***** GIVEN DATA *****
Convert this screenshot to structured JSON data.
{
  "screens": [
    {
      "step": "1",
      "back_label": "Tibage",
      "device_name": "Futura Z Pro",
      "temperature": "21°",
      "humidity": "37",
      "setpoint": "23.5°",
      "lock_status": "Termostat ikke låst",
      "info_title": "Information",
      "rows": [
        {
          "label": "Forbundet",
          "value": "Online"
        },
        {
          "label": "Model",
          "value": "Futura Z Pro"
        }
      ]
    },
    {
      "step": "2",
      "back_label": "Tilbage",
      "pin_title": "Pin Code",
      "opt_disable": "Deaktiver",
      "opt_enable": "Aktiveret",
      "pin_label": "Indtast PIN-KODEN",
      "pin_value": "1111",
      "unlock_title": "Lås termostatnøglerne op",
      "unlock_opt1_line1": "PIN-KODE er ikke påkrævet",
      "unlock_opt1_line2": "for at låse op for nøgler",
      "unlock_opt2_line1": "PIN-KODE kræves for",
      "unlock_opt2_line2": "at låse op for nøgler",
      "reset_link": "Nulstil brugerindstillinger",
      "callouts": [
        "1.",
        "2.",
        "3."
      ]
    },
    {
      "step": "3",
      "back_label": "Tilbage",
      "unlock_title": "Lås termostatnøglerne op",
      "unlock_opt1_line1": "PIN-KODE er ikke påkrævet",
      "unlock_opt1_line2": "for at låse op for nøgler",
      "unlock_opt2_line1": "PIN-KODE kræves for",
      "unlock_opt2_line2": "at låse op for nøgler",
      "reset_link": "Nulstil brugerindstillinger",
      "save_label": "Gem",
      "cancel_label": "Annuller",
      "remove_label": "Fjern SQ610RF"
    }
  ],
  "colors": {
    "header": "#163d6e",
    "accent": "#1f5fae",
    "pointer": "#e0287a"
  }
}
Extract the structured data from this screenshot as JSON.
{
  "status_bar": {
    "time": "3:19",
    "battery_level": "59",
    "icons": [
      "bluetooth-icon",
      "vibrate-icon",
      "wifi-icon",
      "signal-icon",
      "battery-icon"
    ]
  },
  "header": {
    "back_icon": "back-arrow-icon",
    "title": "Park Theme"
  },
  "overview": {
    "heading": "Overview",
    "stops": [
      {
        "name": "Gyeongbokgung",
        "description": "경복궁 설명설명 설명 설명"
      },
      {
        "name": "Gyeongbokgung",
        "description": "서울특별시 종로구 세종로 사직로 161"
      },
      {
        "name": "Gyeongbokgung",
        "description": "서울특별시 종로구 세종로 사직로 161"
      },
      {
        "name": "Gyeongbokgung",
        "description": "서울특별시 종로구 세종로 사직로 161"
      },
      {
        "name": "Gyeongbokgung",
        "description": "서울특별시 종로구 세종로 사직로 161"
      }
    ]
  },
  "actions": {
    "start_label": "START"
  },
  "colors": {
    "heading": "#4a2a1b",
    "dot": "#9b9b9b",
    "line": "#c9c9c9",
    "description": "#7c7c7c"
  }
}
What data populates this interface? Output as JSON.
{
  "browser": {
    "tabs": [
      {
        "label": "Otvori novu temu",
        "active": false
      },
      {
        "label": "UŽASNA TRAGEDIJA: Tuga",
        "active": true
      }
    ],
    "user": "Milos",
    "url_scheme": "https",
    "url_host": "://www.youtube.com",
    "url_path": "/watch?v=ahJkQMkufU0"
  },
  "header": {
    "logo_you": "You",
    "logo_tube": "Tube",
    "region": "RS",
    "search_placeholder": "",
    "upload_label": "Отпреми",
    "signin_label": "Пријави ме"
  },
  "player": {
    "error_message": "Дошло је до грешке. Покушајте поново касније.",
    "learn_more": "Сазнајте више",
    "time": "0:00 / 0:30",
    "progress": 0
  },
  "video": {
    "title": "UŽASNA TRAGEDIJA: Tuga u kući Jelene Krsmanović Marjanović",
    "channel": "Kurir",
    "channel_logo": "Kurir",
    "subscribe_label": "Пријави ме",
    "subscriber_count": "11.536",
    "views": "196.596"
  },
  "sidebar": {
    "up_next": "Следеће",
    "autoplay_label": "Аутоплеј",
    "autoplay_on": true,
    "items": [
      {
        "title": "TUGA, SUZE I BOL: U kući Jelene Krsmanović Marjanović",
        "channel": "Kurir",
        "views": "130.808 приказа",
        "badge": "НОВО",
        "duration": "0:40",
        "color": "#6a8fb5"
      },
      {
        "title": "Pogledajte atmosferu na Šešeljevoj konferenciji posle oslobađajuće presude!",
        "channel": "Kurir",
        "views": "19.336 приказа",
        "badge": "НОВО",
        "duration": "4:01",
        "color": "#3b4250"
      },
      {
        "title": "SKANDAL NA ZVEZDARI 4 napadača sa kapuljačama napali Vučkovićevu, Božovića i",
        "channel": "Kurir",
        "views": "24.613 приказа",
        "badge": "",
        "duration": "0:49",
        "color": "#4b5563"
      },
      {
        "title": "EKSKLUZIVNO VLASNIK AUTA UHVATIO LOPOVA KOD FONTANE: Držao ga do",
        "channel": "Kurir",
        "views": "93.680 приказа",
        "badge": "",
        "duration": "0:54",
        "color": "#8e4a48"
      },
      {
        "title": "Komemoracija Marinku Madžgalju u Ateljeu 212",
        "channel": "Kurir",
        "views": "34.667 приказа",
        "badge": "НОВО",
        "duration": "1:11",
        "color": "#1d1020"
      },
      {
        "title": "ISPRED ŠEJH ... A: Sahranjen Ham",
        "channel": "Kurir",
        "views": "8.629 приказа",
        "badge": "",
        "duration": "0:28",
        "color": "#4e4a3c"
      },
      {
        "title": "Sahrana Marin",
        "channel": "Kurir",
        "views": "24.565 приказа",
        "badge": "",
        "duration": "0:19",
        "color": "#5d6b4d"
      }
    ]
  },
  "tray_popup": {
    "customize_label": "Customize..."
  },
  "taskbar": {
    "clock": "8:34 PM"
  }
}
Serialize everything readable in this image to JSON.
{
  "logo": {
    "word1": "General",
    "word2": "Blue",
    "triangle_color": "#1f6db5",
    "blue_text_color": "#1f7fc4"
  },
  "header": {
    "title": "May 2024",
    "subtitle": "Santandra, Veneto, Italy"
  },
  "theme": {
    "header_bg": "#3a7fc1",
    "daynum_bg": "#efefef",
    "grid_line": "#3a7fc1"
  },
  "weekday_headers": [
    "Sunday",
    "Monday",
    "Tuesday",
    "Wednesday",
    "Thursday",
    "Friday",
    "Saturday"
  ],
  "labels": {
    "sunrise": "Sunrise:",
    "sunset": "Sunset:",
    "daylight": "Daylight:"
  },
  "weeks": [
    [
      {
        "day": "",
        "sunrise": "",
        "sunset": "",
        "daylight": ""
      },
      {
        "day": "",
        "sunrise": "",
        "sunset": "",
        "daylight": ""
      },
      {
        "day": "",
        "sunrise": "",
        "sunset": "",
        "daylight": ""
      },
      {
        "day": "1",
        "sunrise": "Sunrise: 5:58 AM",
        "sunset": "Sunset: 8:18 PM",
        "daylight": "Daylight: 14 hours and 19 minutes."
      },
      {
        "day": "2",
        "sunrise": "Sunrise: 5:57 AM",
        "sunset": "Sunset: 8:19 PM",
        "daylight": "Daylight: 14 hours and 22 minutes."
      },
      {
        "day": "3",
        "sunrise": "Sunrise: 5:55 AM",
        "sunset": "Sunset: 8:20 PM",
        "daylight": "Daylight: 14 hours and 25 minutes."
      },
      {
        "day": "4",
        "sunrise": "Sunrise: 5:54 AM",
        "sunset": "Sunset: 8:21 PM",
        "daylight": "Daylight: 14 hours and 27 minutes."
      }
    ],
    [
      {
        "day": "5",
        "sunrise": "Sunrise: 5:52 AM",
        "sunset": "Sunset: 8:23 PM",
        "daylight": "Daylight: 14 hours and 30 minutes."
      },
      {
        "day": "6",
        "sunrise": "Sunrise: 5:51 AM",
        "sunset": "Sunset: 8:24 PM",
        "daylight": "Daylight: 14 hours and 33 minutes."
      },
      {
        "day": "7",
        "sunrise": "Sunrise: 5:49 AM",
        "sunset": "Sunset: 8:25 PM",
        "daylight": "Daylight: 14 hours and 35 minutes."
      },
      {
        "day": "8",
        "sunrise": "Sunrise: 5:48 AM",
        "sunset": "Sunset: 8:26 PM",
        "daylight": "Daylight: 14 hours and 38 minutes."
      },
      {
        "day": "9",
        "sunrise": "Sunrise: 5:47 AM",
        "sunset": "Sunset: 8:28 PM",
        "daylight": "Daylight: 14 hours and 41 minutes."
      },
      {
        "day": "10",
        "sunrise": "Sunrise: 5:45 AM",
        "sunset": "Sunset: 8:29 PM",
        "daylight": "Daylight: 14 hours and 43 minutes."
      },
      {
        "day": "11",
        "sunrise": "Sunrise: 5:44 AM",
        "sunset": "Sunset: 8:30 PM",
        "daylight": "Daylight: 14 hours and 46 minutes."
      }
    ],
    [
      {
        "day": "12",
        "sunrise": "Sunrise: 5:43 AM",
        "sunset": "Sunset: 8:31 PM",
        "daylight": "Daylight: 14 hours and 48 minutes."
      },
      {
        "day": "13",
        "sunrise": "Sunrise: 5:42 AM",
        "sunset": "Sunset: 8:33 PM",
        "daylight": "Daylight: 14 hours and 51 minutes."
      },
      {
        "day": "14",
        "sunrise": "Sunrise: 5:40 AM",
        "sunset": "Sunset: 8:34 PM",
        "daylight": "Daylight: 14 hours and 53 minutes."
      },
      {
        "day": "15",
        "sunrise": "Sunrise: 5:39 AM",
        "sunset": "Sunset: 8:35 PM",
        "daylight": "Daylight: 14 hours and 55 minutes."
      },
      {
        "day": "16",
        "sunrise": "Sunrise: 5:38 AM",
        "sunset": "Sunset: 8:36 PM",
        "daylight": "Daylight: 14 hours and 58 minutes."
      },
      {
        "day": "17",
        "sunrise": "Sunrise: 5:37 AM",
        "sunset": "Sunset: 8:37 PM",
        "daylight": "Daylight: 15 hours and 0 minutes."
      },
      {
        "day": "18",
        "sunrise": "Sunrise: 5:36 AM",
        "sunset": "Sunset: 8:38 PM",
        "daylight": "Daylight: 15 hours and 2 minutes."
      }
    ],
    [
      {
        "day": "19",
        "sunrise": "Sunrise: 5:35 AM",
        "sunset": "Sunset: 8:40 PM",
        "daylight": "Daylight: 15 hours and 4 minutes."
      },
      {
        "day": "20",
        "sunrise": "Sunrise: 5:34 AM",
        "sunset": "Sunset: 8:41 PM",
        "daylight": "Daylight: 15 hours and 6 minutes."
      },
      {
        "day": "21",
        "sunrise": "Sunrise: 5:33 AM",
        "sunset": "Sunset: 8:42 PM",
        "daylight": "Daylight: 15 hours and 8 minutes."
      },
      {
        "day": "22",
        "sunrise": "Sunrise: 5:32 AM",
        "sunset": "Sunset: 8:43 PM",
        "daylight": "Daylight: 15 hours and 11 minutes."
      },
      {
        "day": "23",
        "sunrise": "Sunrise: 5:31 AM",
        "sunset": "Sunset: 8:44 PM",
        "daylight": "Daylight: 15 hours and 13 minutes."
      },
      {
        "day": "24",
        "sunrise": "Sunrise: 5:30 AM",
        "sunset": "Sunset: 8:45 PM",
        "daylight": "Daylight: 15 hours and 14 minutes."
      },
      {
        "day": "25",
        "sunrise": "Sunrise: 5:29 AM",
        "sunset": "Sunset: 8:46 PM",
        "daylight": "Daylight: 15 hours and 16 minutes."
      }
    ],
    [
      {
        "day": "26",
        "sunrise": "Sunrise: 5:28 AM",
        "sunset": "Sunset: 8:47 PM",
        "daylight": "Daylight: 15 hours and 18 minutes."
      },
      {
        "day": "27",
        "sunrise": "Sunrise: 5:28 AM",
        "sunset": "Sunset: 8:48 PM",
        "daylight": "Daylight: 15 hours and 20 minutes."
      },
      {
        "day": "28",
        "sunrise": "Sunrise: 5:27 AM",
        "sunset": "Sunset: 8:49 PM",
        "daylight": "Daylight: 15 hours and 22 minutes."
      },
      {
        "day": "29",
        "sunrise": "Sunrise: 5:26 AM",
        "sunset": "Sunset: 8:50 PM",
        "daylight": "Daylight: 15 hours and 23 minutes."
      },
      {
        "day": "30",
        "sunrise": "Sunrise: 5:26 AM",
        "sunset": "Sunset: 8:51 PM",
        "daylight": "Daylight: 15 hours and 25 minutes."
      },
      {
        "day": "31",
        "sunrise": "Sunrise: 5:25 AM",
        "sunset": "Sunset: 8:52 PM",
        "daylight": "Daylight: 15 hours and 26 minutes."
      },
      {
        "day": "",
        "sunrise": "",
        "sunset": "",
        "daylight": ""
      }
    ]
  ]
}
*****
> [WRITTEN INSTRUCTION]: Say only how many lines in the records carry the word "Marjanović".

> [REPLY TO THE TASK]: 2